::: Material to process :::
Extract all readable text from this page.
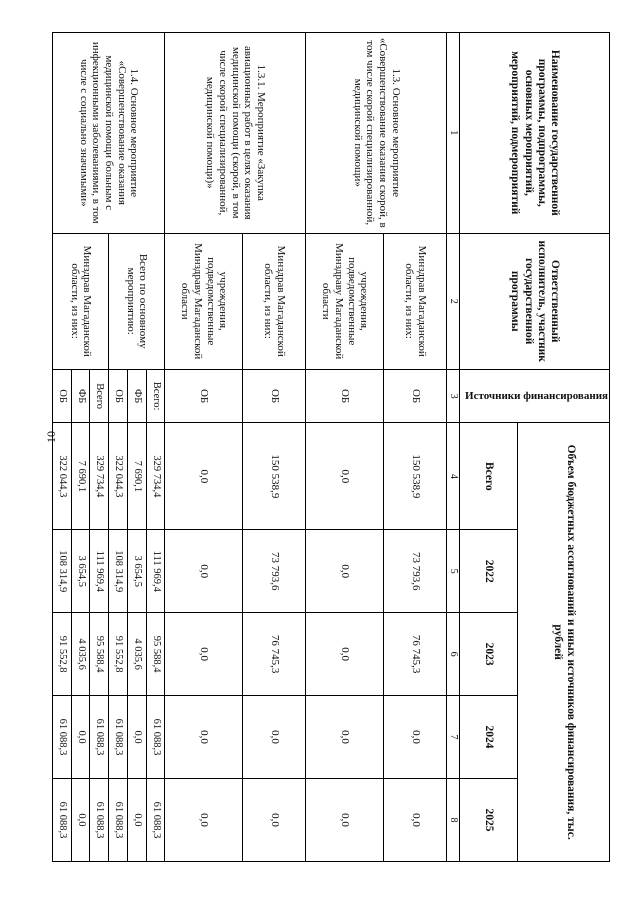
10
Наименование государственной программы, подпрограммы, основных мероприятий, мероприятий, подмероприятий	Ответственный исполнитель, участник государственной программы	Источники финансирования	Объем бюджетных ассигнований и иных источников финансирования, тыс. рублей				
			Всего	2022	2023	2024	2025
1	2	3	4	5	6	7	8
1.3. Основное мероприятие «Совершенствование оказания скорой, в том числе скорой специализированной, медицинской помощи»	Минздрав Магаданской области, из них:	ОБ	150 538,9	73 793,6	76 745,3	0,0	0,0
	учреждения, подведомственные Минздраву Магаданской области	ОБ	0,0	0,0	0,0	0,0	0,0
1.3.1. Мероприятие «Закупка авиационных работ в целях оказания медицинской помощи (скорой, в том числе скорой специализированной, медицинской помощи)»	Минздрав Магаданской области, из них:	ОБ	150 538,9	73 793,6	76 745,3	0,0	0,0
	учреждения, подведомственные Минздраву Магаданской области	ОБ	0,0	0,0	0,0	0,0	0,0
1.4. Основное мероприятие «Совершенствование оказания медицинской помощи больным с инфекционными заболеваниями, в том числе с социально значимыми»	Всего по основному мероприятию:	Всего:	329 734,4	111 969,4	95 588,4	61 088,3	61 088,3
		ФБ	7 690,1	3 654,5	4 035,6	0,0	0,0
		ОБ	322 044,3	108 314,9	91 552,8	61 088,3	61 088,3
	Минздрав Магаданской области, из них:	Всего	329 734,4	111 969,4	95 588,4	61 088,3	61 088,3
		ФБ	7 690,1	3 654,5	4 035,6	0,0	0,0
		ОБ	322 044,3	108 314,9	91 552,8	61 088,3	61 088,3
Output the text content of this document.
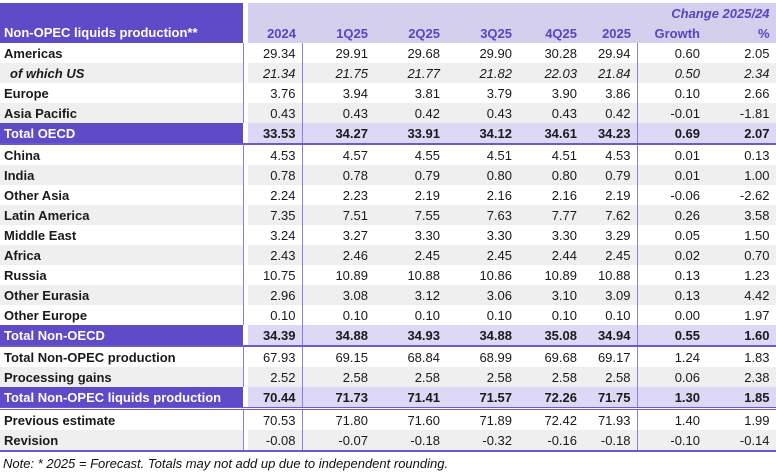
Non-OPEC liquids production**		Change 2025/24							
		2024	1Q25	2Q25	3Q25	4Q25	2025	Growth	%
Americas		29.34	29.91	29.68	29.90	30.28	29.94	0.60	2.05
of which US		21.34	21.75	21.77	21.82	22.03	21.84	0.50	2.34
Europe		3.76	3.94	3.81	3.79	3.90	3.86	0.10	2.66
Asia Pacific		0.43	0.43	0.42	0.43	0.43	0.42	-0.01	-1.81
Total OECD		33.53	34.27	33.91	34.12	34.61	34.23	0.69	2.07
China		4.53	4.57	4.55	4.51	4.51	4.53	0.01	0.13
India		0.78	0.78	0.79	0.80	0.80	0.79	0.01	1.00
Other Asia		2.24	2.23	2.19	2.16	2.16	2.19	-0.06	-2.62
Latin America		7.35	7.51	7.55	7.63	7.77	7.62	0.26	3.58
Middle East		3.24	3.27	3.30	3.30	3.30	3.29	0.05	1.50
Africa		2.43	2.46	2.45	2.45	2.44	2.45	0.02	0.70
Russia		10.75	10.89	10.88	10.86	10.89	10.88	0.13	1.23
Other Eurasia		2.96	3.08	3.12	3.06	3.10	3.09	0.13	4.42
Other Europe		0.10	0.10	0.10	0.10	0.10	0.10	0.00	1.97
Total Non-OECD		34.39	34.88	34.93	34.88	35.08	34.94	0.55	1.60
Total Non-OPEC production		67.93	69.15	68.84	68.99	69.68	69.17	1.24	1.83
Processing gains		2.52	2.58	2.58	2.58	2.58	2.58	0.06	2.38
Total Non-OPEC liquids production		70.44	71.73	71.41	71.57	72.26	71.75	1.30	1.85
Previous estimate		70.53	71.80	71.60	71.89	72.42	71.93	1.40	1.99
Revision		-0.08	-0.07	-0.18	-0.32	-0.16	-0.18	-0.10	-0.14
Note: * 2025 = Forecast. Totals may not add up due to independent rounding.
:::
**Problem to work on:** Output the material word for word, omitting its pictures.

**Solution:**
Extract all readable text from this page.
10
Наименование государственной программы, подпрограммы, основных мероприятий, мероприятий, подмероприятий	Ответственный исполнитель, участник государственной программы	Источники финансирования	Объем бюджетных ассигнований и иных источников финансирования, тыс. рублей				
			Всего	2022	2023	2024	2025
1	2	3	4	5	6	7	8
1.3. Основное мероприятие «Совершенствование оказания скорой, в том числе скорой специализированной, медицинской помощи»	Минздрав Магаданской области, из них:	ОБ	150 538,9	73 793,6	76 745,3	0,0	0,0
	учреждения, подведомственные Минздраву Магаданской области	ОБ	0,0	0,0	0,0	0,0	0,0
1.3.1. Мероприятие «Закупка авиационных работ в целях оказания медицинской помощи (скорой, в том числе скорой специализированной, медицинской помощи)»	Минздрав Магаданской области, из них:	ОБ	150 538,9	73 793,6	76 745,3	0,0	0,0
	учреждения, подведомственные Минздраву Магаданской области	ОБ	0,0	0,0	0,0	0,0	0,0
1.4. Основное мероприятие «Совершенствование оказания медицинской помощи больным с инфекционными заболеваниями, в том числе с социально значимыми»	Всего по основному мероприятию:	Всего:	329 734,4	111 969,4	95 588,4	61 088,3	61 088,3
		ФБ	7 690,1	3 654,5	4 035,6	0,0	0,0
		ОБ	322 044,3	108 314,9	91 552,8	61 088,3	61 088,3
	Минздрав Магаданской области, из них:	Всего	329 734,4	111 969,4	95 588,4	61 088,3	61 088,3
		ФБ	7 690,1	3 654,5	4 035,6	0,0	0,0
		ОБ	322 044,3	108 314,9	91 552,8	61 088,3	61 088,3
Output the text content of this document.
Non-OPEC liquids production**		Change 2025/24							
		2024	1Q25	2Q25	3Q25	4Q25	2025	Growth	%
Americas		29.34	29.91	29.68	29.90	30.28	29.94	0.60	2.05
of which US		21.34	21.75	21.77	21.82	22.03	21.84	0.50	2.34
Europe		3.76	3.94	3.81	3.79	3.90	3.86	0.10	2.66
Asia Pacific		0.43	0.43	0.42	0.43	0.43	0.42	-0.01	-1.81
Total OECD		33.53	34.27	33.91	34.12	34.61	34.23	0.69	2.07
China		4.53	4.57	4.55	4.51	4.51	4.53	0.01	0.13
India		0.78	0.78	0.79	0.80	0.80	0.79	0.01	1.00
Other Asia		2.24	2.23	2.19	2.16	2.16	2.19	-0.06	-2.62
Latin America		7.35	7.51	7.55	7.63	7.77	7.62	0.26	3.58
Middle East		3.24	3.27	3.30	3.30	3.30	3.29	0.05	1.50
Africa		2.43	2.46	2.45	2.45	2.44	2.45	0.02	0.70
Russia		10.75	10.89	10.88	10.86	10.89	10.88	0.13	1.23
Other Eurasia		2.96	3.08	3.12	3.06	3.10	3.09	0.13	4.42
Other Europe		0.10	0.10	0.10	0.10	0.10	0.10	0.00	1.97
Total Non-OECD		34.39	34.88	34.93	34.88	35.08	34.94	0.55	1.60
Total Non-OPEC production		67.93	69.15	68.84	68.99	69.68	69.17	1.24	1.83
Processing gains		2.52	2.58	2.58	2.58	2.58	2.58	0.06	2.38
Total Non-OPEC liquids production		70.44	71.73	71.41	71.57	72.26	71.75	1.30	1.85
Previous estimate		70.53	71.80	71.60	71.89	72.42	71.93	1.40	1.99
Revision		-0.08	-0.07	-0.18	-0.32	-0.16	-0.18	-0.10	-0.14
Note: * 2025 = Forecast. Totals may not add up due to independent rounding.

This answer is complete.